** Begin DATASET ENTRIES **

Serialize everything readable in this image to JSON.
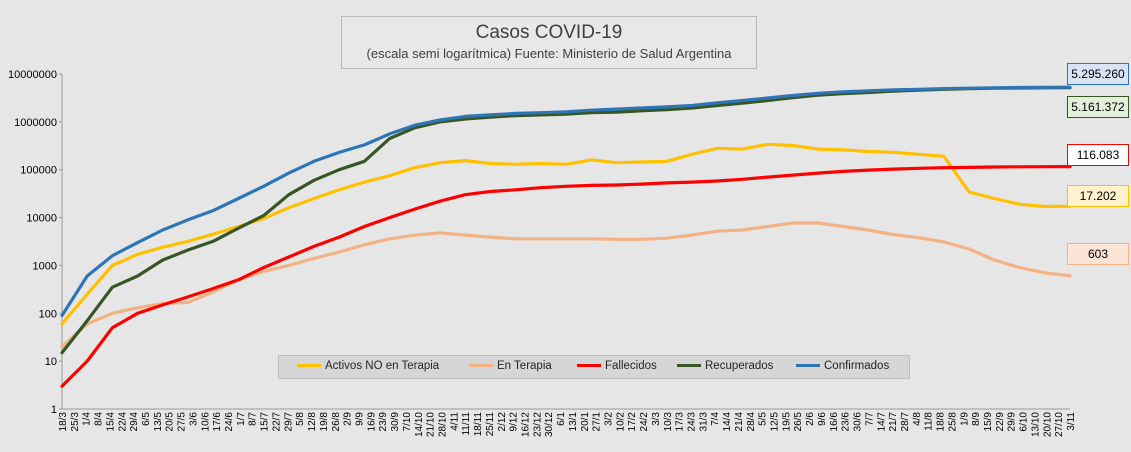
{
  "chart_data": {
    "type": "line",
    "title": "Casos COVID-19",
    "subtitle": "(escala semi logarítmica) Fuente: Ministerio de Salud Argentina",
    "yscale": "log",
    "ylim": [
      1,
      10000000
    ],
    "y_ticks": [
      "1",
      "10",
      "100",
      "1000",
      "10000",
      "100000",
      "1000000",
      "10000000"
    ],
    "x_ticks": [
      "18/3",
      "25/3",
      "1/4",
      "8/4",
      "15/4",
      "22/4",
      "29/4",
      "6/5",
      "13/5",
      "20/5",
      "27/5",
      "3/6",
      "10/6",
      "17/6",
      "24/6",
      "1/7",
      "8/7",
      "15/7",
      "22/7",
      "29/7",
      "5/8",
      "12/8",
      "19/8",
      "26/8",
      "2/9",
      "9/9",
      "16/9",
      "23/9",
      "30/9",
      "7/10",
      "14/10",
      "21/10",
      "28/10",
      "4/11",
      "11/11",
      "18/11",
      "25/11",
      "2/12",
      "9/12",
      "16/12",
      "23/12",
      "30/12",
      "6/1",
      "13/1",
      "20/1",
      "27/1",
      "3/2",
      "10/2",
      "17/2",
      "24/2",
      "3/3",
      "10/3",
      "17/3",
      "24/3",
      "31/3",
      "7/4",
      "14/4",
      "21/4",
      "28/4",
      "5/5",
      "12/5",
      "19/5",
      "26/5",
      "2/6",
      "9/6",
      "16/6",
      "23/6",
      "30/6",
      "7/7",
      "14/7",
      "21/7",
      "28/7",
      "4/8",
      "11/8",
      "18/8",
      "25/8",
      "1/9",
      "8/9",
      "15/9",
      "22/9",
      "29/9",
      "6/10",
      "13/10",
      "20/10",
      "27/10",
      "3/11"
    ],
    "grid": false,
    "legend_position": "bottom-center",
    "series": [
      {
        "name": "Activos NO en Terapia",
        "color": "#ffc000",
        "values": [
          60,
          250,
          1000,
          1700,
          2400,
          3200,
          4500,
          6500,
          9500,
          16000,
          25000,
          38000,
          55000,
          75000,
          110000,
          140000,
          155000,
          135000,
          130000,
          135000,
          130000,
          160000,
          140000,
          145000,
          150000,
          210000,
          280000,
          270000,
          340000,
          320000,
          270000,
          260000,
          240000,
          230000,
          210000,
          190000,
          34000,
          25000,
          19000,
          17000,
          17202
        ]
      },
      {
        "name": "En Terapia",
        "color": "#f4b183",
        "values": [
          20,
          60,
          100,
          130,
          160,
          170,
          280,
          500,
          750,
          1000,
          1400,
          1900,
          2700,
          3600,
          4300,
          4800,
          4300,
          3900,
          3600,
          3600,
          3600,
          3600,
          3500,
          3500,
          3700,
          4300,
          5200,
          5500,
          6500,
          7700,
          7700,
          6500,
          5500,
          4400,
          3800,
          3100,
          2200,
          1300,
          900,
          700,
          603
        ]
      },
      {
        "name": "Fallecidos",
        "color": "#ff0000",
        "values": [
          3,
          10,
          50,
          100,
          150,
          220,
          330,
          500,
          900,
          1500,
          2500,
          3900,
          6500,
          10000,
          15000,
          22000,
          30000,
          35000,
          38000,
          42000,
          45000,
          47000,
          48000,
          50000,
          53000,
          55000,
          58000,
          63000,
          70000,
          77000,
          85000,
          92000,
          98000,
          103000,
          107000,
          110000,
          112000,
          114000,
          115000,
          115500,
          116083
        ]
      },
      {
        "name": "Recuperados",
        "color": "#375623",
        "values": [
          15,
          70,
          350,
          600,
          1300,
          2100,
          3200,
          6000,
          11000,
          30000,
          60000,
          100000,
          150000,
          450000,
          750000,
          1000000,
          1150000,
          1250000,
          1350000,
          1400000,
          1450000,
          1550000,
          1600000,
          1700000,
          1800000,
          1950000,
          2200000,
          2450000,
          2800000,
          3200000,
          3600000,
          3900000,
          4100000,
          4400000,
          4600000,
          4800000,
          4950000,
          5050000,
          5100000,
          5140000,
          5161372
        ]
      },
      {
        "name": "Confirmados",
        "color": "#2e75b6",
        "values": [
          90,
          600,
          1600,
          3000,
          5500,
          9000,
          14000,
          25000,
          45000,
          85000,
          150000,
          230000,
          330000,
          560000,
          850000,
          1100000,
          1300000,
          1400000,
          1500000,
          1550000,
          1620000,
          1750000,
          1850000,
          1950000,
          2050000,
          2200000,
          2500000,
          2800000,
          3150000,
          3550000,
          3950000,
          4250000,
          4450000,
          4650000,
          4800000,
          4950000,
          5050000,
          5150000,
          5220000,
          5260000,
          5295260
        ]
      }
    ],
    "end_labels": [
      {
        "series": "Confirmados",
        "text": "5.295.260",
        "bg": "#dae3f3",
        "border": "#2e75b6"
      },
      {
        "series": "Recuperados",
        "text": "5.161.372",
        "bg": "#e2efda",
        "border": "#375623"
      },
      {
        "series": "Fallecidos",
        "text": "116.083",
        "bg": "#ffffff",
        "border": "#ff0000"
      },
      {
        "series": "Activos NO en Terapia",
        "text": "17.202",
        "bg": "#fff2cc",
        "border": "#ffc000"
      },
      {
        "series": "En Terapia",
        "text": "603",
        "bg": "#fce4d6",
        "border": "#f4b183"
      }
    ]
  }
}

** End DATASET ENTRIES **

**THE TASK**
Using the material above, set down every line exactly, but skip the pictures.

**FINAL RESULT**
Serialize everything readable in this image to JSON.
{
  "chart_data": {
    "type": "line",
    "title": "Casos COVID-19",
    "subtitle": "(escala semi logarítmica) Fuente: Ministerio de Salud Argentina",
    "yscale": "log",
    "ylim": [
      1,
      10000000
    ],
    "y_ticks": [
      "1",
      "10",
      "100",
      "1000",
      "10000",
      "100000",
      "1000000",
      "10000000"
    ],
    "x_ticks": [
      "18/3",
      "25/3",
      "1/4",
      "8/4",
      "15/4",
      "22/4",
      "29/4",
      "6/5",
      "13/5",
      "20/5",
      "27/5",
      "3/6",
      "10/6",
      "17/6",
      "24/6",
      "1/7",
      "8/7",
      "15/7",
      "22/7",
      "29/7",
      "5/8",
      "12/8",
      "19/8",
      "26/8",
      "2/9",
      "9/9",
      "16/9",
      "23/9",
      "30/9",
      "7/10",
      "14/10",
      "21/10",
      "28/10",
      "4/11",
      "11/11",
      "18/11",
      "25/11",
      "2/12",
      "9/12",
      "16/12",
      "23/12",
      "30/12",
      "6/1",
      "13/1",
      "20/1",
      "27/1",
      "3/2",
      "10/2",
      "17/2",
      "24/2",
      "3/3",
      "10/3",
      "17/3",
      "24/3",
      "31/3",
      "7/4",
      "14/4",
      "21/4",
      "28/4",
      "5/5",
      "12/5",
      "19/5",
      "26/5",
      "2/6",
      "9/6",
      "16/6",
      "23/6",
      "30/6",
      "7/7",
      "14/7",
      "21/7",
      "28/7",
      "4/8",
      "11/8",
      "18/8",
      "25/8",
      "1/9",
      "8/9",
      "15/9",
      "22/9",
      "29/9",
      "6/10",
      "13/10",
      "20/10",
      "27/10",
      "3/11"
    ],
    "grid": false,
    "legend_position": "bottom-center",
    "series": [
      {
        "name": "Activos NO en Terapia",
        "color": "#ffc000",
        "values": [
          60,
          250,
          1000,
          1700,
          2400,
          3200,
          4500,
          6500,
          9500,
          16000,
          25000,
          38000,
          55000,
          75000,
          110000,
          140000,
          155000,
          135000,
          130000,
          135000,
          130000,
          160000,
          140000,
          145000,
          150000,
          210000,
          280000,
          270000,
          340000,
          320000,
          270000,
          260000,
          240000,
          230000,
          210000,
          190000,
          34000,
          25000,
          19000,
          17000,
          17202
        ]
      },
      {
        "name": "En Terapia",
        "color": "#f4b183",
        "values": [
          20,
          60,
          100,
          130,
          160,
          170,
          280,
          500,
          750,
          1000,
          1400,
          1900,
          2700,
          3600,
          4300,
          4800,
          4300,
          3900,
          3600,
          3600,
          3600,
          3600,
          3500,
          3500,
          3700,
          4300,
          5200,
          5500,
          6500,
          7700,
          7700,
          6500,
          5500,
          4400,
          3800,
          3100,
          2200,
          1300,
          900,
          700,
          603
        ]
      },
      {
        "name": "Fallecidos",
        "color": "#ff0000",
        "values": [
          3,
          10,
          50,
          100,
          150,
          220,
          330,
          500,
          900,
          1500,
          2500,
          3900,
          6500,
          10000,
          15000,
          22000,
          30000,
          35000,
          38000,
          42000,
          45000,
          47000,
          48000,
          50000,
          53000,
          55000,
          58000,
          63000,
          70000,
          77000,
          85000,
          92000,
          98000,
          103000,
          107000,
          110000,
          112000,
          114000,
          115000,
          115500,
          116083
        ]
      },
      {
        "name": "Recuperados",
        "color": "#375623",
        "values": [
          15,
          70,
          350,
          600,
          1300,
          2100,
          3200,
          6000,
          11000,
          30000,
          60000,
          100000,
          150000,
          450000,
          750000,
          1000000,
          1150000,
          1250000,
          1350000,
          1400000,
          1450000,
          1550000,
          1600000,
          1700000,
          1800000,
          1950000,
          2200000,
          2450000,
          2800000,
          3200000,
          3600000,
          3900000,
          4100000,
          4400000,
          4600000,
          4800000,
          4950000,
          5050000,
          5100000,
          5140000,
          5161372
        ]
      },
      {
        "name": "Confirmados",
        "color": "#2e75b6",
        "values": [
          90,
          600,
          1600,
          3000,
          5500,
          9000,
          14000,
          25000,
          45000,
          85000,
          150000,
          230000,
          330000,
          560000,
          850000,
          1100000,
          1300000,
          1400000,
          1500000,
          1550000,
          1620000,
          1750000,
          1850000,
          1950000,
          2050000,
          2200000,
          2500000,
          2800000,
          3150000,
          3550000,
          3950000,
          4250000,
          4450000,
          4650000,
          4800000,
          4950000,
          5050000,
          5150000,
          5220000,
          5260000,
          5295260
        ]
      }
    ],
    "end_labels": [
      {
        "series": "Confirmados",
        "text": "5.295.260",
        "bg": "#dae3f3",
        "border": "#2e75b6"
      },
      {
        "series": "Recuperados",
        "text": "5.161.372",
        "bg": "#e2efda",
        "border": "#375623"
      },
      {
        "series": "Fallecidos",
        "text": "116.083",
        "bg": "#ffffff",
        "border": "#ff0000"
      },
      {
        "series": "Activos NO en Terapia",
        "text": "17.202",
        "bg": "#fff2cc",
        "border": "#ffc000"
      },
      {
        "series": "En Terapia",
        "text": "603",
        "bg": "#fce4d6",
        "border": "#f4b183"
      }
    ]
  }
}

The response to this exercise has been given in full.